» **WHAT IS ASKED**
For the data below, work out how many lines include the string "type" and report only the number.

» **DATASET ENTRIES**
......
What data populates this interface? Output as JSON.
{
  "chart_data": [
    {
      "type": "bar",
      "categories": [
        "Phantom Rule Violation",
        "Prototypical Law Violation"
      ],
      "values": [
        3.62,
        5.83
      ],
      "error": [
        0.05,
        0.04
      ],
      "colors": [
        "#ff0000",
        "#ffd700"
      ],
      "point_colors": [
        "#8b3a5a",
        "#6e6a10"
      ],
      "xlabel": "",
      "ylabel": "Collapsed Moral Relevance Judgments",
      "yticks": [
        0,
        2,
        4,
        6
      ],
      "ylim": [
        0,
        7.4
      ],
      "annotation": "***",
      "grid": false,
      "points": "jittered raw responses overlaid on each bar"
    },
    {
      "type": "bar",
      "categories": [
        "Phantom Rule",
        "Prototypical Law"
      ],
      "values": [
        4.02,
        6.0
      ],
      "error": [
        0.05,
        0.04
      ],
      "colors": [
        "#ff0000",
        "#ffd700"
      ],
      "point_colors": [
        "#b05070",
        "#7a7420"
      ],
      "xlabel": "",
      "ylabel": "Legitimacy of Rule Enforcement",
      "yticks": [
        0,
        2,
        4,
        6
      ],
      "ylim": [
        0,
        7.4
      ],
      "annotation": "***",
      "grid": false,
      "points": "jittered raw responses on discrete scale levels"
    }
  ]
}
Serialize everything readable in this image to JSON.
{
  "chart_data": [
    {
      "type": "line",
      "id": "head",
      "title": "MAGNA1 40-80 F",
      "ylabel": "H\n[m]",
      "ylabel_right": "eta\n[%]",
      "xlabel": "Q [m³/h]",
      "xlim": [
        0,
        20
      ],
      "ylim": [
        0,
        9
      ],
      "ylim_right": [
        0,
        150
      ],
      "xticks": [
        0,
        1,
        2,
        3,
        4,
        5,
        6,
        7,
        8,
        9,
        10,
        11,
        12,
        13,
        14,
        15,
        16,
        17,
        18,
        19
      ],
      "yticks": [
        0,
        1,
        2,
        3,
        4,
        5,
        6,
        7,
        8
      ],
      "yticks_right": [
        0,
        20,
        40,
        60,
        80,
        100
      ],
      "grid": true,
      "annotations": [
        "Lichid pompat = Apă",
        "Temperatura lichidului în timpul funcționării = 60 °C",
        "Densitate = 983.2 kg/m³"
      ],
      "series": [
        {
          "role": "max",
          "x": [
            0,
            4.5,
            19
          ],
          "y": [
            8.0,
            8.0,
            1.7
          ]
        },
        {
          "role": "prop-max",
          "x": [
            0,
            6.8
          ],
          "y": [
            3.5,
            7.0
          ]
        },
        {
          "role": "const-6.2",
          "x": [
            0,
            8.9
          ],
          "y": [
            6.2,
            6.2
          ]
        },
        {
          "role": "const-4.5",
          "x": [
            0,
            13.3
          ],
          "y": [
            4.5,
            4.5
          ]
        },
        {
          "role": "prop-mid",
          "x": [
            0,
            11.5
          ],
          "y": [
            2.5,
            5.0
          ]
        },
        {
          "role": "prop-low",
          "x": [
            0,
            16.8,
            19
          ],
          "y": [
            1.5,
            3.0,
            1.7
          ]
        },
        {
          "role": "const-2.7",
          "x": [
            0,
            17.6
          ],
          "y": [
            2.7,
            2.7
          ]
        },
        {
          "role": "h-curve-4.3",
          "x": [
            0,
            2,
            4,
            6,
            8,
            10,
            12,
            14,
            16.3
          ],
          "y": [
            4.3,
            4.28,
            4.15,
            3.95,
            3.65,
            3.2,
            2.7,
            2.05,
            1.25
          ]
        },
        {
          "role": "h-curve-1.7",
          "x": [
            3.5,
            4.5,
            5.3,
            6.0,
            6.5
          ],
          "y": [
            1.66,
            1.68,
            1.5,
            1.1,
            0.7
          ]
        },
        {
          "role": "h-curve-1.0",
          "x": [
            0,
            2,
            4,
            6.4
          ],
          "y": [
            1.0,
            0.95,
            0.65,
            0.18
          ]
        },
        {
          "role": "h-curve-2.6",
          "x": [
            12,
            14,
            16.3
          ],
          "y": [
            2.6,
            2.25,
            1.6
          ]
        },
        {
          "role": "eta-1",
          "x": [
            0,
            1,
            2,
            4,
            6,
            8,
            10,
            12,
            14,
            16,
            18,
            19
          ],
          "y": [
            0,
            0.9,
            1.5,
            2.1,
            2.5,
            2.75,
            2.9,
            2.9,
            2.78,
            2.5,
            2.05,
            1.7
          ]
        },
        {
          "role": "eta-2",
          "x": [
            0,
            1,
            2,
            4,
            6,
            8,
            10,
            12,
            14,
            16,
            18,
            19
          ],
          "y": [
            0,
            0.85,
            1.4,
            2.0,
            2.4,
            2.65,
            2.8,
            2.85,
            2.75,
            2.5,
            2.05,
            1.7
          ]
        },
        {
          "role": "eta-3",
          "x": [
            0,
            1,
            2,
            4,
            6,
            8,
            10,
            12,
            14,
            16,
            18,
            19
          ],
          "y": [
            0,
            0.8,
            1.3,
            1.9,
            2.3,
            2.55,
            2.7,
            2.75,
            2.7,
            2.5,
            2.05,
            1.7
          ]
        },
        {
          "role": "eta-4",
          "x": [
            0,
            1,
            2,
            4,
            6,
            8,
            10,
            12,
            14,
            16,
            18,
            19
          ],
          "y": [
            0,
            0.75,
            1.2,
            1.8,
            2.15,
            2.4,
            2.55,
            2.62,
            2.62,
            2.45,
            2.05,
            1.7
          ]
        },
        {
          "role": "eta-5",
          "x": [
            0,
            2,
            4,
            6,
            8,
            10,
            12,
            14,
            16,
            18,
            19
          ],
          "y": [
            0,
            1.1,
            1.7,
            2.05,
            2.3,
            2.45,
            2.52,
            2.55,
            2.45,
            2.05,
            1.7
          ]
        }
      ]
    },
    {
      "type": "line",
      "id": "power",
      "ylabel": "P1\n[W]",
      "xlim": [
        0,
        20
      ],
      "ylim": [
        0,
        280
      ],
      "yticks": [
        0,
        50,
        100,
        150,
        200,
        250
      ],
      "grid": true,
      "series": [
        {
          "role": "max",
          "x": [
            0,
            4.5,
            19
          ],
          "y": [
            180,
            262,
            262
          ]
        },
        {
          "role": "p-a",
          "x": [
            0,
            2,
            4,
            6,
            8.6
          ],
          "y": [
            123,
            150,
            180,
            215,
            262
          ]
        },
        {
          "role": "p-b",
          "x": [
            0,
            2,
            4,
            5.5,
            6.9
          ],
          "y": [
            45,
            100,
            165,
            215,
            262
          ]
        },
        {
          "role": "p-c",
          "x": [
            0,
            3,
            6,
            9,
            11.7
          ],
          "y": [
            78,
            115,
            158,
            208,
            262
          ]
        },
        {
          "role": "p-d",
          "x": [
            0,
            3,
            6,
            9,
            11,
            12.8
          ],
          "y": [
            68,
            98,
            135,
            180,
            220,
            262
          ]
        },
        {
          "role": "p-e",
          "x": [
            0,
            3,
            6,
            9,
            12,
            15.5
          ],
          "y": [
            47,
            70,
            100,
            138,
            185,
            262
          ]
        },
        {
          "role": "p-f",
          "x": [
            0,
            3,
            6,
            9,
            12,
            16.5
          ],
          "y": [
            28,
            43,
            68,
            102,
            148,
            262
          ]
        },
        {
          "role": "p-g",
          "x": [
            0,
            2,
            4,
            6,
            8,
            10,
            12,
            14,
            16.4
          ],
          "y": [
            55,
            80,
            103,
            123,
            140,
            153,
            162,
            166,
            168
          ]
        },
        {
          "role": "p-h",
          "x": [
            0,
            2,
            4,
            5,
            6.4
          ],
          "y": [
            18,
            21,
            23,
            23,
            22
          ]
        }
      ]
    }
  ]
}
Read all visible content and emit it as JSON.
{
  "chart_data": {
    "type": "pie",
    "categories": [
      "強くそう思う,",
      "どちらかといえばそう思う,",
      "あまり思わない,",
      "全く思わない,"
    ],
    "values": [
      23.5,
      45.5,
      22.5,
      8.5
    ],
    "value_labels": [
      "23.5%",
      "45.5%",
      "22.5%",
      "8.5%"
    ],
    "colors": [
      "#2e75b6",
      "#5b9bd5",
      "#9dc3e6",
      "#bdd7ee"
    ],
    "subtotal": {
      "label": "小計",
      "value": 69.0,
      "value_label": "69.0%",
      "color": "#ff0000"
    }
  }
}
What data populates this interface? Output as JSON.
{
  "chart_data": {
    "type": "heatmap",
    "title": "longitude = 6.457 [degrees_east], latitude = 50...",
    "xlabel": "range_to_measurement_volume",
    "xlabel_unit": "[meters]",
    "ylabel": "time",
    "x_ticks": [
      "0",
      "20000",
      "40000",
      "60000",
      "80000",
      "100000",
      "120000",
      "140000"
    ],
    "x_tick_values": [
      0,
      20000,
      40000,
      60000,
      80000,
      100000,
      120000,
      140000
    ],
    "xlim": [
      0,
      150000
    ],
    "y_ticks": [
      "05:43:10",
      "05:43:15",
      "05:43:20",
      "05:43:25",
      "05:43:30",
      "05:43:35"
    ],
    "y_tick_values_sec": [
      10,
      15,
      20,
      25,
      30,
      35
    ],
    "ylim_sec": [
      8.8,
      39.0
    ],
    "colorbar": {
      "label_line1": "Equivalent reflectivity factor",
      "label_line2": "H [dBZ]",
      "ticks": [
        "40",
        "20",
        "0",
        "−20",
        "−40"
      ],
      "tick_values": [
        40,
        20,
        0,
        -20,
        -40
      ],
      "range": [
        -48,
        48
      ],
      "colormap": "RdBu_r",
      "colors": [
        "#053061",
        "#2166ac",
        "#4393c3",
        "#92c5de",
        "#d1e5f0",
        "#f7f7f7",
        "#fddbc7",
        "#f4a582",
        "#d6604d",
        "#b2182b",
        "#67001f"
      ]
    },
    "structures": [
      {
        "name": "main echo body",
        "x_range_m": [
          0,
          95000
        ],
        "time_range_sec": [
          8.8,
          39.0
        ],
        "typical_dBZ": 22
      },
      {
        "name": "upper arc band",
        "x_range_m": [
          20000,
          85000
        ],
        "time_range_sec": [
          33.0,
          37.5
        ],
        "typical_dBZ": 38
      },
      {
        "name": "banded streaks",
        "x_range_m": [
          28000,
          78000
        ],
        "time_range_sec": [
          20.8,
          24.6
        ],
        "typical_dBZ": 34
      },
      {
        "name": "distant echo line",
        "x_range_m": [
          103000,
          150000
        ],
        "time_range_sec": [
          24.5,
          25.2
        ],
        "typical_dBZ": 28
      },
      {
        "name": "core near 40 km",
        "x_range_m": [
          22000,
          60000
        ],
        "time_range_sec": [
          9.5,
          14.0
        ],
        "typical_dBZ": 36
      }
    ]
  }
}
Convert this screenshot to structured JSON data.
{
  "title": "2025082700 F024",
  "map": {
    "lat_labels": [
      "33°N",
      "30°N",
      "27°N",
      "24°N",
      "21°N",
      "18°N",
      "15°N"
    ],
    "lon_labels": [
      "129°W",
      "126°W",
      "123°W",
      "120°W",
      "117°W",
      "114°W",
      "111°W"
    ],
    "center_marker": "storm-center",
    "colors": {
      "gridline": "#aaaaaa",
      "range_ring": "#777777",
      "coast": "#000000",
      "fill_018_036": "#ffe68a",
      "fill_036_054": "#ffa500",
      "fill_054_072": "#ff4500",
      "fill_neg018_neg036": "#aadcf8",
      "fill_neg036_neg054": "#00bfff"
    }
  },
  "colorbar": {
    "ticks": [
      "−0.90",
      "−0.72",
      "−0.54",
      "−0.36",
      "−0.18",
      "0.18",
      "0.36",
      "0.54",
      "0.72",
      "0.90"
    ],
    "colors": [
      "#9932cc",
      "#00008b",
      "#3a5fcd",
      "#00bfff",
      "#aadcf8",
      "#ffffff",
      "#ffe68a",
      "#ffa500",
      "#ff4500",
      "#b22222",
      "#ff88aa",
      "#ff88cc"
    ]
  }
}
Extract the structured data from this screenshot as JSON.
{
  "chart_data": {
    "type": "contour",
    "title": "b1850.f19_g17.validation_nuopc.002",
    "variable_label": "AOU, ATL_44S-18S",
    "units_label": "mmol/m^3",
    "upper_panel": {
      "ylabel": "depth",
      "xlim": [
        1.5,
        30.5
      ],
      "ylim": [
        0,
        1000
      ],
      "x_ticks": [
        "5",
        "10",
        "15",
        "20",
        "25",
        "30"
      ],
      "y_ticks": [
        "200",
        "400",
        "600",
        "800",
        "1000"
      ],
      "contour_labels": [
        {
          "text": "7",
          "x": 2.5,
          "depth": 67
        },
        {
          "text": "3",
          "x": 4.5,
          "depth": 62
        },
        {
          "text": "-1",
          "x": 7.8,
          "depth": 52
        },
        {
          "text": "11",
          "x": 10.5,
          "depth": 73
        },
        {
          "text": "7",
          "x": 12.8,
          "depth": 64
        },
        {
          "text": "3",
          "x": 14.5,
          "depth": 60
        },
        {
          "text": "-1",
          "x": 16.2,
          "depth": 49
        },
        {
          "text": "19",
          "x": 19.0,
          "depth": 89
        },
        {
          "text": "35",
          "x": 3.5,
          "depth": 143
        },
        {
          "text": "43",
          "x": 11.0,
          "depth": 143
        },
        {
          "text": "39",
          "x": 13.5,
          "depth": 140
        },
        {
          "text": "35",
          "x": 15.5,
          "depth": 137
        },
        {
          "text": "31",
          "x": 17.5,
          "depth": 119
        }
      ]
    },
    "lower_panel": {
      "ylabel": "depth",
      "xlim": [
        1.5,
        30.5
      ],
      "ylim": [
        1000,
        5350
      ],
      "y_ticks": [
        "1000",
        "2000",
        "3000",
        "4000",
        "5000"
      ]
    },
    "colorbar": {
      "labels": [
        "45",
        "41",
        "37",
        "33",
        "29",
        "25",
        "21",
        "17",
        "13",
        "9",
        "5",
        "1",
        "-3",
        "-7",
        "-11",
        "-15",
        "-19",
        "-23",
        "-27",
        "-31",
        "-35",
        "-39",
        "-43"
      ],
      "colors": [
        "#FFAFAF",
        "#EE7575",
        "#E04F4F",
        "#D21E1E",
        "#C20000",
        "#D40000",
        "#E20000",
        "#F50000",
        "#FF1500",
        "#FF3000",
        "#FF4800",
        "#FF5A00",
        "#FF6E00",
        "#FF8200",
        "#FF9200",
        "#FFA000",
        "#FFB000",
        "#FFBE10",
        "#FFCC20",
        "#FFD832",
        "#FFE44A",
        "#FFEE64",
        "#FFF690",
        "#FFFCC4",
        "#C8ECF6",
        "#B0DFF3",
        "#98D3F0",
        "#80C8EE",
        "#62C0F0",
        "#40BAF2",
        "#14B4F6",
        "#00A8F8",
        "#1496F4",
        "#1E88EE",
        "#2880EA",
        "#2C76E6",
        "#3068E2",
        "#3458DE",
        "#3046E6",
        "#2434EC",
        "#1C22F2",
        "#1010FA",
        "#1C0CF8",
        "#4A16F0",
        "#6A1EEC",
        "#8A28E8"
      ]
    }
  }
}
......
» **RIGHT ANSWER**
7